#### The problem:
Report every line from the material that contains the word "marker".

--- START ---

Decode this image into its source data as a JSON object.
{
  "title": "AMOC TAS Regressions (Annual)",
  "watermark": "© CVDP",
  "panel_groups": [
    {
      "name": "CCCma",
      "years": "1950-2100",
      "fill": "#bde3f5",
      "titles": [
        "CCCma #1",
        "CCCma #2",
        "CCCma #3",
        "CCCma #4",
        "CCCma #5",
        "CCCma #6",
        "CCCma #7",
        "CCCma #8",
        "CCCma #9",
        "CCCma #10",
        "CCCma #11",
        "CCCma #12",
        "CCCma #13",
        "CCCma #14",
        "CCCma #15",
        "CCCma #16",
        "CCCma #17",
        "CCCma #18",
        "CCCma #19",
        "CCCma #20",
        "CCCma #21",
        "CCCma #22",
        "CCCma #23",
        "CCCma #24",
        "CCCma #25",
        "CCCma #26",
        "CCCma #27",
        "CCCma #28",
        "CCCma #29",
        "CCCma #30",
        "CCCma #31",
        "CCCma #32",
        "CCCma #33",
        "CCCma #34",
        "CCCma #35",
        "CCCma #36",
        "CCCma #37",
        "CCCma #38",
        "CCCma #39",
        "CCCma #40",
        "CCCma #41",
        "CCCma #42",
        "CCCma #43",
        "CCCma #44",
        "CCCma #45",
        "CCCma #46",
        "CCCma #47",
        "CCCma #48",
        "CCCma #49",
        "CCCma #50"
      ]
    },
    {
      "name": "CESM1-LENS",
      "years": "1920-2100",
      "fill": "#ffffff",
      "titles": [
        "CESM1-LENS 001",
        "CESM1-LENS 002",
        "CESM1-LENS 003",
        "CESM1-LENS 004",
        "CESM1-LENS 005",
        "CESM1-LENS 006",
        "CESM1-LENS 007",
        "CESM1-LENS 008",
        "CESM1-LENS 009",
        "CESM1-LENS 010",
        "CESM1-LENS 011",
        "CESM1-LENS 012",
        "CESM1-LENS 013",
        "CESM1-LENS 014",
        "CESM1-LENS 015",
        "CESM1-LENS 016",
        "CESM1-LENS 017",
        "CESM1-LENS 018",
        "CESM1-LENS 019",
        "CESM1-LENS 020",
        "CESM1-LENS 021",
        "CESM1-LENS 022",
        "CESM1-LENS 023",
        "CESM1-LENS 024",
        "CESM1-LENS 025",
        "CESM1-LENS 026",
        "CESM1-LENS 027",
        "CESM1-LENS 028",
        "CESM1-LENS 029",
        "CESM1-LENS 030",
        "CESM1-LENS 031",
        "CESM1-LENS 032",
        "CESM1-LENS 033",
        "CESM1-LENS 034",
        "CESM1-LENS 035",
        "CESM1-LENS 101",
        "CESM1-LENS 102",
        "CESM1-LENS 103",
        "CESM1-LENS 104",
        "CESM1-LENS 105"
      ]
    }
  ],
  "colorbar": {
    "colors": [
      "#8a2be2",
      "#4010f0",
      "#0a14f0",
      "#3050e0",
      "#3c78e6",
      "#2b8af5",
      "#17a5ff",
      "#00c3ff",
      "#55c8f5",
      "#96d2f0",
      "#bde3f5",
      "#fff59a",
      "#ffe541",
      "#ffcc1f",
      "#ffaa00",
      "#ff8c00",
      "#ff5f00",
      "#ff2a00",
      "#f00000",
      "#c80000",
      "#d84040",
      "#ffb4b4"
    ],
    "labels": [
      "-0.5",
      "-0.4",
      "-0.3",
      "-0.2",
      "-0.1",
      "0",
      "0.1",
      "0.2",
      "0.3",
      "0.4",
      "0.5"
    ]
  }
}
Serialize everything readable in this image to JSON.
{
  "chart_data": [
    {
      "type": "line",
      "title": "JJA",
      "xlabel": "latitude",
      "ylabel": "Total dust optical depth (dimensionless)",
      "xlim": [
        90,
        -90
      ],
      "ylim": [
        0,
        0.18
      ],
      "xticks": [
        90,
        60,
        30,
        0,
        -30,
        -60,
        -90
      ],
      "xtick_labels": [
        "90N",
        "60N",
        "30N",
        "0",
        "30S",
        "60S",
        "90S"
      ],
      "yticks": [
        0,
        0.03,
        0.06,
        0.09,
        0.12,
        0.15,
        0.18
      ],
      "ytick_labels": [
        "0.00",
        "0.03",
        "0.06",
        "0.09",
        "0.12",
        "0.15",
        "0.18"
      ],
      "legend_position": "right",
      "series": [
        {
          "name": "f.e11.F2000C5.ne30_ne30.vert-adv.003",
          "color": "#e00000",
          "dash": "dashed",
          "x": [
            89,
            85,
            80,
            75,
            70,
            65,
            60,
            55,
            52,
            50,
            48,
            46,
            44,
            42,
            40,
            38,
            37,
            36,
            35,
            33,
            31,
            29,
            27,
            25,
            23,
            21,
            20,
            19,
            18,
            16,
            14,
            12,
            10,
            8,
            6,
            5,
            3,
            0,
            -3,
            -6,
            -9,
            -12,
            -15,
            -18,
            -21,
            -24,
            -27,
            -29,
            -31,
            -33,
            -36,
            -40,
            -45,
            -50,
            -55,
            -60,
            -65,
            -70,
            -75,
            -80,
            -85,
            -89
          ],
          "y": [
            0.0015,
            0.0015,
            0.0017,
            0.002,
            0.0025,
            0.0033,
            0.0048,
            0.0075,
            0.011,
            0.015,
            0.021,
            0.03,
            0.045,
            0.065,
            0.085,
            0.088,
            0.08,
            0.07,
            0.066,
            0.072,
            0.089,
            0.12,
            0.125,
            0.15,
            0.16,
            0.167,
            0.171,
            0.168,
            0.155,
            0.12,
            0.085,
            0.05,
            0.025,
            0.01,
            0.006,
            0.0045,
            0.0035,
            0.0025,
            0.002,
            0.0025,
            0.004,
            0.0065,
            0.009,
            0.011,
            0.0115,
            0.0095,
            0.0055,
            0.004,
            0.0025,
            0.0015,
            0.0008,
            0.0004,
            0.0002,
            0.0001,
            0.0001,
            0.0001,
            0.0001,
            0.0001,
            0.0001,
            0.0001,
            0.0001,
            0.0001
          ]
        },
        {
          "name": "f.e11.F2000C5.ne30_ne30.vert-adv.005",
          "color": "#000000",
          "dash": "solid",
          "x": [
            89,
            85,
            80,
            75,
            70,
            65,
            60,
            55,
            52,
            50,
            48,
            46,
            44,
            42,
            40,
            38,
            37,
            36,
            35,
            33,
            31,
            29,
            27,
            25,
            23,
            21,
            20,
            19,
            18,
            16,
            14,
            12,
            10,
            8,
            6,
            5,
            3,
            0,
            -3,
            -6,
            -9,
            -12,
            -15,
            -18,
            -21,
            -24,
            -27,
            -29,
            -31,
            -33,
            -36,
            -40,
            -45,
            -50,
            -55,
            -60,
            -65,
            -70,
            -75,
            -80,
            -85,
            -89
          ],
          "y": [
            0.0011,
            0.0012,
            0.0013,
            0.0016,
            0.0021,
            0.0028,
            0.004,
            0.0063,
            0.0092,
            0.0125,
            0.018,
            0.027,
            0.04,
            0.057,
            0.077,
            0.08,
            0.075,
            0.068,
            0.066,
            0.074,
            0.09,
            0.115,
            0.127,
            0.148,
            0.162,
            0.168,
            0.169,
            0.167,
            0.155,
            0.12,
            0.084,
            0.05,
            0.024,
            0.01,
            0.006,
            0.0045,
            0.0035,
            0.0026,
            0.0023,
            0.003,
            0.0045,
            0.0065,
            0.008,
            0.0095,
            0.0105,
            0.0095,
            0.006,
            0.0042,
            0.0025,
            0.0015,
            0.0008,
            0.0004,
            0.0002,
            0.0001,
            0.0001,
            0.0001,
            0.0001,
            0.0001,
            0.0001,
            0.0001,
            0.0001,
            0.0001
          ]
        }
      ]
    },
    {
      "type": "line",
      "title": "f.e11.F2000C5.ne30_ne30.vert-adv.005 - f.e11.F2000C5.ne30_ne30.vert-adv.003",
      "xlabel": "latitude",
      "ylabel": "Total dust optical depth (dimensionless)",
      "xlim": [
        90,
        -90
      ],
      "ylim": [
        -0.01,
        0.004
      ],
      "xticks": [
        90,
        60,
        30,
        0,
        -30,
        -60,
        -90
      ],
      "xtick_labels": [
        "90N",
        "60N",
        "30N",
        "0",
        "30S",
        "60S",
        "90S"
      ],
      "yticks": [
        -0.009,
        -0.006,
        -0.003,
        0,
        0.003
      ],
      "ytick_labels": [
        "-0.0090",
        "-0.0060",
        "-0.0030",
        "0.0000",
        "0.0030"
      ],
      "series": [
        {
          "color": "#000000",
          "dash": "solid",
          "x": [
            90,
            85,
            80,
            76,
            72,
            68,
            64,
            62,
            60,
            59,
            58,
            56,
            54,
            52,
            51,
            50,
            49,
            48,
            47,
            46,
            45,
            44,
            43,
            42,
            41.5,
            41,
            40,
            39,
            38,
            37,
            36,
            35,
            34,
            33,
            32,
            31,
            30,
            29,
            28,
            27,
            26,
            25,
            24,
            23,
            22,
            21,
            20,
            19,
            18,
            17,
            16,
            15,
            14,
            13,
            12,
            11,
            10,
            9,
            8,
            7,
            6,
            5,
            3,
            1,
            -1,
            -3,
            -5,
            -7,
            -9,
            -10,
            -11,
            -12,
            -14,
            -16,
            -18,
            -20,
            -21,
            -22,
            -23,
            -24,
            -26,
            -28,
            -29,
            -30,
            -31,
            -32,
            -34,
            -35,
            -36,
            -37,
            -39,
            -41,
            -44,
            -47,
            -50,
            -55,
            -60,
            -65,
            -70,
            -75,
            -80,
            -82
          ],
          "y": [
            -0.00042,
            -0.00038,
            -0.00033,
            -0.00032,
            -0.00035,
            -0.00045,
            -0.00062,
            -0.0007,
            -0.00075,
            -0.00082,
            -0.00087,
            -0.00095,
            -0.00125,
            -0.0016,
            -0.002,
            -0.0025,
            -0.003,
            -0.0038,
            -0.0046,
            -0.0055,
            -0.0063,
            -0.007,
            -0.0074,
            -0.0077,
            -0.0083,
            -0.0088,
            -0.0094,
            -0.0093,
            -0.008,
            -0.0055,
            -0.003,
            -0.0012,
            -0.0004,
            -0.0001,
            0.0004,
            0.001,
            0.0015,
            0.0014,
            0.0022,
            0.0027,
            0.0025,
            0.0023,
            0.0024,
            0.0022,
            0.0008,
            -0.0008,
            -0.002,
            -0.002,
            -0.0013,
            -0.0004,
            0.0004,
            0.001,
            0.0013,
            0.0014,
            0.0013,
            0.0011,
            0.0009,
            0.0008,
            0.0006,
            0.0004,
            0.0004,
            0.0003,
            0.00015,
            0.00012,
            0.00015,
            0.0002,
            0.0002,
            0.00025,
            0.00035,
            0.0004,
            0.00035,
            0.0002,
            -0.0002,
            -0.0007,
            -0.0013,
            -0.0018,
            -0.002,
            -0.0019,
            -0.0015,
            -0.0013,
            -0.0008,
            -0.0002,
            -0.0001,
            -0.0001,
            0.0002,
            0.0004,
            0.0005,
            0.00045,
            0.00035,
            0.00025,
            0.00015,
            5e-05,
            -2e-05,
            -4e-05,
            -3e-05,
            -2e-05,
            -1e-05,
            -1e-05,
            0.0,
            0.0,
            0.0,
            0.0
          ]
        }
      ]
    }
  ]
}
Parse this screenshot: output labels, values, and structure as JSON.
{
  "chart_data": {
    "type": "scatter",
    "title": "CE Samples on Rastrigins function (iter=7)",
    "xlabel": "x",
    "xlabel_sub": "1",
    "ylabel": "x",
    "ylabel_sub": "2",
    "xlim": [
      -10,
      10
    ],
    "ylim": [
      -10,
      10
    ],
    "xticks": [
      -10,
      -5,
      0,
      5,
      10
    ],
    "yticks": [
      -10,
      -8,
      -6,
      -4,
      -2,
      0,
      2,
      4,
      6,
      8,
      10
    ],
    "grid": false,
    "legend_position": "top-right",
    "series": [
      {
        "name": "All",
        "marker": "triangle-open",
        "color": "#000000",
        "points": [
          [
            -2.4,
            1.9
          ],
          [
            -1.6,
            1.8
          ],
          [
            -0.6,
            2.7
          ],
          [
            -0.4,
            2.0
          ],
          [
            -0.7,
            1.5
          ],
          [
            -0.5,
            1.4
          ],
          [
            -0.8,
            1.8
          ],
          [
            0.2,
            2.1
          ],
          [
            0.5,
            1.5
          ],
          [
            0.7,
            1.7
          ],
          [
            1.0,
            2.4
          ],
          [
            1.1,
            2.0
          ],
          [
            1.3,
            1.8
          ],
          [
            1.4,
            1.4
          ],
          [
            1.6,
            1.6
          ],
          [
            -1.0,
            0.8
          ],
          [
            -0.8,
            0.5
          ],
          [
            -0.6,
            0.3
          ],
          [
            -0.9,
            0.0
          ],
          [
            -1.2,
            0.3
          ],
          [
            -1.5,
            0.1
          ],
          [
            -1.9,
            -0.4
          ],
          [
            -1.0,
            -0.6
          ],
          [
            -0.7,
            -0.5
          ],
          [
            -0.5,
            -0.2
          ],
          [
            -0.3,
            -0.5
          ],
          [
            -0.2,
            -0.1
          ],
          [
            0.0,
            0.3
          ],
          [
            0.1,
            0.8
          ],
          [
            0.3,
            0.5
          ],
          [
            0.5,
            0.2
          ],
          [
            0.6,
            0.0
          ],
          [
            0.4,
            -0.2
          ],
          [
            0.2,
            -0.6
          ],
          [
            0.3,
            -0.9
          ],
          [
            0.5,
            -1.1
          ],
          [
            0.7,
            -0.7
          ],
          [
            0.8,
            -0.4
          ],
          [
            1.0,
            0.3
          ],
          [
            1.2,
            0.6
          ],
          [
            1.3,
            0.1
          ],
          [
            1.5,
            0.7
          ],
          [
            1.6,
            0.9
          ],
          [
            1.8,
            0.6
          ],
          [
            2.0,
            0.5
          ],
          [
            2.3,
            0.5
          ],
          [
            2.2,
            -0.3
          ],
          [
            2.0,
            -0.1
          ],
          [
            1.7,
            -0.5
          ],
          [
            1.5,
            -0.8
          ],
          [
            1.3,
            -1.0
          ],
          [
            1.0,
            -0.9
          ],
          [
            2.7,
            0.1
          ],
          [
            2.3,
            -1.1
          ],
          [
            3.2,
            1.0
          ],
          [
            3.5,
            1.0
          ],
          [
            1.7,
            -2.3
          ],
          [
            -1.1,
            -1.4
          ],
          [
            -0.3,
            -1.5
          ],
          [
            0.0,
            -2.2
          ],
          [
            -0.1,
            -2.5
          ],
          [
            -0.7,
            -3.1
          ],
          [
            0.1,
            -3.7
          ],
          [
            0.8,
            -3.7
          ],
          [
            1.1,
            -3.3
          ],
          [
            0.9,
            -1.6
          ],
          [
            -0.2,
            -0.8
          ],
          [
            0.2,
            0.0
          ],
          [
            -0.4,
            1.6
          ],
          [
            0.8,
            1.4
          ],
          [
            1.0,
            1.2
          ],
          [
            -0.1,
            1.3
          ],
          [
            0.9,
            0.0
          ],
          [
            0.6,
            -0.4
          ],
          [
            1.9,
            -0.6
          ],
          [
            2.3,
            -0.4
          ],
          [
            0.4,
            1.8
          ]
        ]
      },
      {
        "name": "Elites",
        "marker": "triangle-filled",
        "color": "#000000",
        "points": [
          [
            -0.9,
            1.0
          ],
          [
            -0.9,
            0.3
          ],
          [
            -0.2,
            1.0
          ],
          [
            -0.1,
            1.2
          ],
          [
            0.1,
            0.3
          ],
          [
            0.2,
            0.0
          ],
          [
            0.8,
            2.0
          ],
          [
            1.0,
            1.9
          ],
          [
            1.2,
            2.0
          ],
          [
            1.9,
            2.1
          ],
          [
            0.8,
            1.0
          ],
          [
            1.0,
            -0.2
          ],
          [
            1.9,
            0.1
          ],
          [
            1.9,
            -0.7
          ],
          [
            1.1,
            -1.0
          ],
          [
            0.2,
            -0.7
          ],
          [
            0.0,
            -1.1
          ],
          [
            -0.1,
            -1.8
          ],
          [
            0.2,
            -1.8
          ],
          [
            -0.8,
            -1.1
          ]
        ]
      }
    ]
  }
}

--- END ---

#### Answer to the task:
        "marker": "triangle-open",
        "marker": "triangle-filled",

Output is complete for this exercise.